- **DATASET EXTRACT**
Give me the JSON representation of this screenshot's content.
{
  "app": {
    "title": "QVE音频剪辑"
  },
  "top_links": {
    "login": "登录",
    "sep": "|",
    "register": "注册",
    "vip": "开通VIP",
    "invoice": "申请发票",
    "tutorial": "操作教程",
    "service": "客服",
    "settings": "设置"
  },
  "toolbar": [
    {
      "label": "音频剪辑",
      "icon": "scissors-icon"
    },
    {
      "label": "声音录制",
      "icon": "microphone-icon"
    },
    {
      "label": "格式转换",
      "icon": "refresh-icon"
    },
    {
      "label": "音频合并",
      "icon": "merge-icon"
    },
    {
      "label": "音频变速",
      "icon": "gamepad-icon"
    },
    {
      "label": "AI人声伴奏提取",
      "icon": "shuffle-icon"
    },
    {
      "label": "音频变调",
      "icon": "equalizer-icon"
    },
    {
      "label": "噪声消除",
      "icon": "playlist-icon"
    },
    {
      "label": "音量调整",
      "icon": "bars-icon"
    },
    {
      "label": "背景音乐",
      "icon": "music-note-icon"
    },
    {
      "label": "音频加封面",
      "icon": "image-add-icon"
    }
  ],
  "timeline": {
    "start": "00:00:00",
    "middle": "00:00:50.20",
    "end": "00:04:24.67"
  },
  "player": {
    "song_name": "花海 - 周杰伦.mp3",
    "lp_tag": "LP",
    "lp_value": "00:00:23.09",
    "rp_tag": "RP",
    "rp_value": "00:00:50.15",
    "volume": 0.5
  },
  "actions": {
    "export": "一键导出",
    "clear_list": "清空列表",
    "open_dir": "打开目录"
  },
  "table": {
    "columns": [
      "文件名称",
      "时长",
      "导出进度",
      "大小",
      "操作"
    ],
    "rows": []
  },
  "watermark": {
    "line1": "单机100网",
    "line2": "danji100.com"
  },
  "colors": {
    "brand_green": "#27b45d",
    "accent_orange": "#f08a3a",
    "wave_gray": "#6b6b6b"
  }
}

- **WHAT YOU HAVE TO DO**
Extract the full listing and reproduce each line exactly.

- **SOLUTION TO THIS EXERCISE**
Give me the JSON representation of this screenshot's content.
{
  "app": {
    "title": "QVE音频剪辑"
  },
  "top_links": {
    "login": "登录",
    "sep": "|",
    "register": "注册",
    "vip": "开通VIP",
    "invoice": "申请发票",
    "tutorial": "操作教程",
    "service": "客服",
    "settings": "设置"
  },
  "toolbar": [
    {
      "label": "音频剪辑",
      "icon": "scissors-icon"
    },
    {
      "label": "声音录制",
      "icon": "microphone-icon"
    },
    {
      "label": "格式转换",
      "icon": "refresh-icon"
    },
    {
      "label": "音频合并",
      "icon": "merge-icon"
    },
    {
      "label": "音频变速",
      "icon": "gamepad-icon"
    },
    {
      "label": "AI人声伴奏提取",
      "icon": "shuffle-icon"
    },
    {
      "label": "音频变调",
      "icon": "equalizer-icon"
    },
    {
      "label": "噪声消除",
      "icon": "playlist-icon"
    },
    {
      "label": "音量调整",
      "icon": "bars-icon"
    },
    {
      "label": "背景音乐",
      "icon": "music-note-icon"
    },
    {
      "label": "音频加封面",
      "icon": "image-add-icon"
    }
  ],
  "timeline": {
    "start": "00:00:00",
    "middle": "00:00:50.20",
    "end": "00:04:24.67"
  },
  "player": {
    "song_name": "花海 - 周杰伦.mp3",
    "lp_tag": "LP",
    "lp_value": "00:00:23.09",
    "rp_tag": "RP",
    "rp_value": "00:00:50.15",
    "volume": 0.5
  },
  "actions": {
    "export": "一键导出",
    "clear_list": "清空列表",
    "open_dir": "打开目录"
  },
  "table": {
    "columns": [
      "文件名称",
      "时长",
      "导出进度",
      "大小",
      "操作"
    ],
    "rows": []
  },
  "watermark": {
    "line1": "单机100网",
    "line2": "danji100.com"
  },
  "colors": {
    "brand_green": "#27b45d",
    "accent_orange": "#f08a3a",
    "wave_gray": "#6b6b6b"
  }
}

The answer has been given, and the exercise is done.